_Stored records_.

□ □ □ □

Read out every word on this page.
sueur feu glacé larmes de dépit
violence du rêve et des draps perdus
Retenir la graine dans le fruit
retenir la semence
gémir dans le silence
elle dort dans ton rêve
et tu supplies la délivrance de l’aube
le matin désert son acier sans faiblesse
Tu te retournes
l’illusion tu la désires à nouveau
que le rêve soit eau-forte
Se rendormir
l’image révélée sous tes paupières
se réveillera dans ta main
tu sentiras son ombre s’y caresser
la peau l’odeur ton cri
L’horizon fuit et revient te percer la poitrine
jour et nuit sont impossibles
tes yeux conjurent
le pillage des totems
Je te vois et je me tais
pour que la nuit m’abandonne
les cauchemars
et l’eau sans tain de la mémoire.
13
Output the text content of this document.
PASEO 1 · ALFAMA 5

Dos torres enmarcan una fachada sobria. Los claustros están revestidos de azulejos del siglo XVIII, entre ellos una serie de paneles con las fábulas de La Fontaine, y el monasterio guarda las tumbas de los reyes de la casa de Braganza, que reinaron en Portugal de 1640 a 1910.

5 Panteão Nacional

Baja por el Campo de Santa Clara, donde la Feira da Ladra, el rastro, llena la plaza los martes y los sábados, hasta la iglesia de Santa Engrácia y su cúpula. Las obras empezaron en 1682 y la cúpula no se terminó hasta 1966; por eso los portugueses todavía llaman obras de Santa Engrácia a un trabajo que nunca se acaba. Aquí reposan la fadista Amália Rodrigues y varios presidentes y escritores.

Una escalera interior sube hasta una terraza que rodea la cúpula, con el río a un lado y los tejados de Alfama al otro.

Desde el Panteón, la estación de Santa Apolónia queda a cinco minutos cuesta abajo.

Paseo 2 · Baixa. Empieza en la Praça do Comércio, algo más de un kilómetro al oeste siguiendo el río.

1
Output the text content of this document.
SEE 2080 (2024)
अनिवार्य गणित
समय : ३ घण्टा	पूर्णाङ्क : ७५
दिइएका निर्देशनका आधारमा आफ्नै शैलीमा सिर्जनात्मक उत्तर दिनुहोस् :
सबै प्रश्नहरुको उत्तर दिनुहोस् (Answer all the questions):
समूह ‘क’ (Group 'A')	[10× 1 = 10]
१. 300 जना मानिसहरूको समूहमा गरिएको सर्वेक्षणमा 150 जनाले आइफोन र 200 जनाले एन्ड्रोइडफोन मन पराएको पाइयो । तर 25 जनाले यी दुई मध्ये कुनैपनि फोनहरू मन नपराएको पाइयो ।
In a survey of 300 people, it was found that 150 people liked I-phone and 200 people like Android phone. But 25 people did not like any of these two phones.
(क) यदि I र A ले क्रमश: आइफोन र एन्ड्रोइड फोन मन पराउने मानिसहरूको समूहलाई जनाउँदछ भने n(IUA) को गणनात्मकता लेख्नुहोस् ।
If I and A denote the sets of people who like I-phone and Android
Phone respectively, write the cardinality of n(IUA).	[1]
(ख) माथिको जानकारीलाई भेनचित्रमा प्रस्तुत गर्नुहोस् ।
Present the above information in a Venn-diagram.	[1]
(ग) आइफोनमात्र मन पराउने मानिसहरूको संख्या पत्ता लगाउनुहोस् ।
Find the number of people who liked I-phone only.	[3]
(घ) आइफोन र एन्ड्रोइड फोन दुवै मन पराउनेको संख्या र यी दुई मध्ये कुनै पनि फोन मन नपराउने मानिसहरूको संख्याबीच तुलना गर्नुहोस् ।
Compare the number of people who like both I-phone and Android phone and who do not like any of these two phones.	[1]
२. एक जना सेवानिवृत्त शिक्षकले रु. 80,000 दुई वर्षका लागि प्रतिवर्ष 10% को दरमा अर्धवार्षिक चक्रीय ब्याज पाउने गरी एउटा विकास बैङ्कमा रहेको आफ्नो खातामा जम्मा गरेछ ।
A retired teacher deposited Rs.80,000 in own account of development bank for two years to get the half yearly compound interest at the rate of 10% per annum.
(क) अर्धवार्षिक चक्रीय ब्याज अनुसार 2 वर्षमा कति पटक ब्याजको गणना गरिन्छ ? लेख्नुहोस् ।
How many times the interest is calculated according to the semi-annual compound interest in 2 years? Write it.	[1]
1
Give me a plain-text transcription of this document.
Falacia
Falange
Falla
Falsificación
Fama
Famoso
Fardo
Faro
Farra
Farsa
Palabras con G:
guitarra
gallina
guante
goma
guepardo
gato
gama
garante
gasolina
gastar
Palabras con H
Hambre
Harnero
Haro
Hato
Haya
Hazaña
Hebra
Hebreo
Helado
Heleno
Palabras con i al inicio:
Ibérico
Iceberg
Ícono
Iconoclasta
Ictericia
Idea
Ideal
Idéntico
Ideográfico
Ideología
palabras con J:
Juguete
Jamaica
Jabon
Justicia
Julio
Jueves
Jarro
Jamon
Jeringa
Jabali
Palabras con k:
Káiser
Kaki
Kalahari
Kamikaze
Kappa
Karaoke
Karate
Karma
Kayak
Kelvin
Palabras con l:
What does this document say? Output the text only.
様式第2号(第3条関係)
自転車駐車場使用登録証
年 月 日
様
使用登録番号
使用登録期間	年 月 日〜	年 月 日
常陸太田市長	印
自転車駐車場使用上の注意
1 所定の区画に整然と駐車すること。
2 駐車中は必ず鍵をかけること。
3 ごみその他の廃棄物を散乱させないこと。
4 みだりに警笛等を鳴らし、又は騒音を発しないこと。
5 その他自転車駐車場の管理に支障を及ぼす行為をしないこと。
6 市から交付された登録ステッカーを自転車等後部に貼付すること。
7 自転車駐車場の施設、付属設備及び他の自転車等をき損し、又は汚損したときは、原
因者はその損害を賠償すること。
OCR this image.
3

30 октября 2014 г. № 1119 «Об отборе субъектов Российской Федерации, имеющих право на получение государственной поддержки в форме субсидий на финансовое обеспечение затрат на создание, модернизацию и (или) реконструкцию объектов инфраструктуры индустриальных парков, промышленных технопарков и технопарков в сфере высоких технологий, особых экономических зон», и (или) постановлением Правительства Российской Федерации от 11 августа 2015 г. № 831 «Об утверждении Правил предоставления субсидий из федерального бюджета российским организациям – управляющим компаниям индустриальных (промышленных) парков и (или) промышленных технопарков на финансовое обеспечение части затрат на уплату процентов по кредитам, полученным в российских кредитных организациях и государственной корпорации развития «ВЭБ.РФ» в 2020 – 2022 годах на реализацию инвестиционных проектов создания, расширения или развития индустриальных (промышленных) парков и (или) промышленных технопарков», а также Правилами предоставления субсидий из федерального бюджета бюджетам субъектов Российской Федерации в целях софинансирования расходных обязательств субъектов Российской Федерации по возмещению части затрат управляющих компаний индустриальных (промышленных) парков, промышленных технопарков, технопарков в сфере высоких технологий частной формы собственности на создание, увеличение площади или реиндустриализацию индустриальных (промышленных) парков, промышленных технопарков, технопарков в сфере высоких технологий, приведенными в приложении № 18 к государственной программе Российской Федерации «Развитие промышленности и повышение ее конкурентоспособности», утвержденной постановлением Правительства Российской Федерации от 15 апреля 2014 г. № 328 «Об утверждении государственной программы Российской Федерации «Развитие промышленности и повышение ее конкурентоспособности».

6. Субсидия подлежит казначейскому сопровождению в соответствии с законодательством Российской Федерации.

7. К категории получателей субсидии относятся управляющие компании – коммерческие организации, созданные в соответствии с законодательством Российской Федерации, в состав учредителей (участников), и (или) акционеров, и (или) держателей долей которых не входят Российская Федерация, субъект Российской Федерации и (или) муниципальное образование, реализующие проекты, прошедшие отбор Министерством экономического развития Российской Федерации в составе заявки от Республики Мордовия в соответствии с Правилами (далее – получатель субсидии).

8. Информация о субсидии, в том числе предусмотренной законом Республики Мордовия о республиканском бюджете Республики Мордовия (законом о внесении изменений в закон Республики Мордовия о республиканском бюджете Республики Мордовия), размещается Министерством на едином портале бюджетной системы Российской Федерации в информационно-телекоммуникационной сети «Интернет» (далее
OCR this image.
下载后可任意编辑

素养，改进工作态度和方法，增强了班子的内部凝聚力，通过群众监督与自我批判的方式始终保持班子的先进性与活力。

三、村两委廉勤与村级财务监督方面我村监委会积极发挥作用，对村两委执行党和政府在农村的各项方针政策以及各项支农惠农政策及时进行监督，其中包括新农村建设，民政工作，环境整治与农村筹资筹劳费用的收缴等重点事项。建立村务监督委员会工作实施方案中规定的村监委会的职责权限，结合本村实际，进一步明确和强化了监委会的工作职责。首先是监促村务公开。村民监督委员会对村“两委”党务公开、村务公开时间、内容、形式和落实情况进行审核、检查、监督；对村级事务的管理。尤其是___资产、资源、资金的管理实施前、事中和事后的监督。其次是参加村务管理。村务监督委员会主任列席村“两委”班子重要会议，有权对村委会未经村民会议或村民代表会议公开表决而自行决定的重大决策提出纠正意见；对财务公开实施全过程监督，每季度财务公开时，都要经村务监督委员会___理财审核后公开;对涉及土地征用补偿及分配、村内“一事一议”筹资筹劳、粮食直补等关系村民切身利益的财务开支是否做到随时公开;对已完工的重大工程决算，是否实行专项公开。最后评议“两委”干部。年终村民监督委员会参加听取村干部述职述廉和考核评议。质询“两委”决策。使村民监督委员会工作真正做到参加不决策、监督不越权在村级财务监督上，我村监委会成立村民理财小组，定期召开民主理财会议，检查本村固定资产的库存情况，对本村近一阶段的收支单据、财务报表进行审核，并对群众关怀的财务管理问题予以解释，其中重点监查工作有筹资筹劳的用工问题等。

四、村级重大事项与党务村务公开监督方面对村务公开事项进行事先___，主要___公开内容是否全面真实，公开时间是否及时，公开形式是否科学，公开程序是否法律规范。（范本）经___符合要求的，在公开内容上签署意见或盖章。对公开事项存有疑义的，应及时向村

□ □ □ □

_What the task asks_.
Look through the material above. Copy each line where the word "dans" appears.

_Result of this exercise_.
Retenir la graine dans le fruit
gémir dans le silence
elle dort dans ton rêve
se réveillera dans ta main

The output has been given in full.